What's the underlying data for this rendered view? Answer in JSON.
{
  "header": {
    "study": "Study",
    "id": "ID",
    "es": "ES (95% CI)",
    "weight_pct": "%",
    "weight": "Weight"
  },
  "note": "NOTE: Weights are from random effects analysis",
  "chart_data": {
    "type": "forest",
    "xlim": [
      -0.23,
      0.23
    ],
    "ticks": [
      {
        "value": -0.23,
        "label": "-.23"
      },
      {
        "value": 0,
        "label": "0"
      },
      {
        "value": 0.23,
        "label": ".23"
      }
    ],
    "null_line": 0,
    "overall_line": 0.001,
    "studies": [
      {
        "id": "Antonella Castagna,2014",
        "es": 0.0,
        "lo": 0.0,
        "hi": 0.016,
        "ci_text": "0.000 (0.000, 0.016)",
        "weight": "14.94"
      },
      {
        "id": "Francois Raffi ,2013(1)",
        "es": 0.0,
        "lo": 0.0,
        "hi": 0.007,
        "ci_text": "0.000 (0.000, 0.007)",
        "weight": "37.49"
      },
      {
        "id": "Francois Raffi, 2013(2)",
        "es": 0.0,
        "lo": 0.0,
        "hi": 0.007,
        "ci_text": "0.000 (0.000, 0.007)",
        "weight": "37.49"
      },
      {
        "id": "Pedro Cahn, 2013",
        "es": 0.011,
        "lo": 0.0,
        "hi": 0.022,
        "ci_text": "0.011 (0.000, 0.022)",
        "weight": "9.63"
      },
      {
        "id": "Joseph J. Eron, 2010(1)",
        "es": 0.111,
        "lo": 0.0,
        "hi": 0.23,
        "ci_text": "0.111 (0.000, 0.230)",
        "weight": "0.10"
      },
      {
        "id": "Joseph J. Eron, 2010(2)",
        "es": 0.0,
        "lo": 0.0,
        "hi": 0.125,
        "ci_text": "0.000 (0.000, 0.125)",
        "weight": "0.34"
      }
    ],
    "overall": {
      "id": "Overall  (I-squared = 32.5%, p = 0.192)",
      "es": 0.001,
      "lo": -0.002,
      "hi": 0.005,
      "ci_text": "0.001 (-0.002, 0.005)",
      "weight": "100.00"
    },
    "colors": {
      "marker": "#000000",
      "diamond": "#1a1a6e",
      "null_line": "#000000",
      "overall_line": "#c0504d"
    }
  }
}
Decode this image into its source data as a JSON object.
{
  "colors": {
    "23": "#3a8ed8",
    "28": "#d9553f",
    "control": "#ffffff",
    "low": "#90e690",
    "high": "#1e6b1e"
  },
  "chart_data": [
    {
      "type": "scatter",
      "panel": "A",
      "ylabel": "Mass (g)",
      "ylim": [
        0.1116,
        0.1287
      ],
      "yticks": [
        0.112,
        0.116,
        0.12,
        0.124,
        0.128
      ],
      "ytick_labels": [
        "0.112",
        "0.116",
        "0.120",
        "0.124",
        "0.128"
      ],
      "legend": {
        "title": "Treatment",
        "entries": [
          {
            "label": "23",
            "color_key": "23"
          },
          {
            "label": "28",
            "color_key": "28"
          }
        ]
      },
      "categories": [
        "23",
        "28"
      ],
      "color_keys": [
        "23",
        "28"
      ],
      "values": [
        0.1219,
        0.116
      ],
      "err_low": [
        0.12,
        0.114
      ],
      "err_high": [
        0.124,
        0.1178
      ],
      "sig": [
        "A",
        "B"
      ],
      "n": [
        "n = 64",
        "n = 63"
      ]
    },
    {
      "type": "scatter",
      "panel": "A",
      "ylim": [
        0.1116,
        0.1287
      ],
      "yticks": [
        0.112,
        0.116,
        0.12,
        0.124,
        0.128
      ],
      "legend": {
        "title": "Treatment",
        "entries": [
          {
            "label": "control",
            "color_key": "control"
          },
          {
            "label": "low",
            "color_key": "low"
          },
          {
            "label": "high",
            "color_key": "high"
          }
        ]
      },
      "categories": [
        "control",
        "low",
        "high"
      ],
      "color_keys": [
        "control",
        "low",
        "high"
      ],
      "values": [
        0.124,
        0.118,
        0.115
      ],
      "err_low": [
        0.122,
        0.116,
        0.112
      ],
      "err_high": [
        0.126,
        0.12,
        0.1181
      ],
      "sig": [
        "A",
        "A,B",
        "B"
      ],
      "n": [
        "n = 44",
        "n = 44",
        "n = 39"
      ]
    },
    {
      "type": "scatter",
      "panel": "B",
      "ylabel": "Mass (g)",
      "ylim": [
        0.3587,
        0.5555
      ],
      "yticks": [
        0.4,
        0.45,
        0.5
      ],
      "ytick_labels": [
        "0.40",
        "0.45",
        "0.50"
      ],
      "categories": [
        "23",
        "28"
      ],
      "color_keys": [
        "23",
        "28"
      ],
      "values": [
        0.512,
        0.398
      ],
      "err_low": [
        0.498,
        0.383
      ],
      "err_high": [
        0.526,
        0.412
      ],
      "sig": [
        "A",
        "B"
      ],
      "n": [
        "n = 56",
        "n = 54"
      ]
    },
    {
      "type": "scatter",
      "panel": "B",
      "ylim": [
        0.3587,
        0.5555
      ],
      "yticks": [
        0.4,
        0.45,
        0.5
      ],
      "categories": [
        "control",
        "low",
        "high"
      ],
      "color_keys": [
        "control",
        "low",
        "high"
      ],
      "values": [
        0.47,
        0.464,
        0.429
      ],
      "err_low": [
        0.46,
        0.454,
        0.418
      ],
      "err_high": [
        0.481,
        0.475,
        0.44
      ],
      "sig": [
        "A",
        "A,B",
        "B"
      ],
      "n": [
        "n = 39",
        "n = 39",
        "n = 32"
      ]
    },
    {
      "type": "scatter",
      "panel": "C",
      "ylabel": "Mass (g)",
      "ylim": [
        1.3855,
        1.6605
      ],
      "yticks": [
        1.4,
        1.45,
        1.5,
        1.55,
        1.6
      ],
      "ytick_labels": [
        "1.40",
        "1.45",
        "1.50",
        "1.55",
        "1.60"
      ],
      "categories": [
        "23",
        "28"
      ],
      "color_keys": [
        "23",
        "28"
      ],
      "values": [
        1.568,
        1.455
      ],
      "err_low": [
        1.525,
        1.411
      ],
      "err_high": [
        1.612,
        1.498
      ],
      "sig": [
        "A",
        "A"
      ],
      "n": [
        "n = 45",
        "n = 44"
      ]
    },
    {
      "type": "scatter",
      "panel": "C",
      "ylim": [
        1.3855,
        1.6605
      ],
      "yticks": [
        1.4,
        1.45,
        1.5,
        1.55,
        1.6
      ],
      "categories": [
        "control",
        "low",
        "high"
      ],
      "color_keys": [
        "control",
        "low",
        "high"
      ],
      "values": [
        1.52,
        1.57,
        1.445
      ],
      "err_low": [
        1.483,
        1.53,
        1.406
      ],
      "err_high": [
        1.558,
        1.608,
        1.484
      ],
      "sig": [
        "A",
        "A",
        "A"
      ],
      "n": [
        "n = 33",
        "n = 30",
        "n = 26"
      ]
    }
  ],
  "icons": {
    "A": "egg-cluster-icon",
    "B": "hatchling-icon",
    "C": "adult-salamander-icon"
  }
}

* * *

Instruction >> How many lines in the records hold the string "Joseph"? Reply with the number alone.

Solution >> 2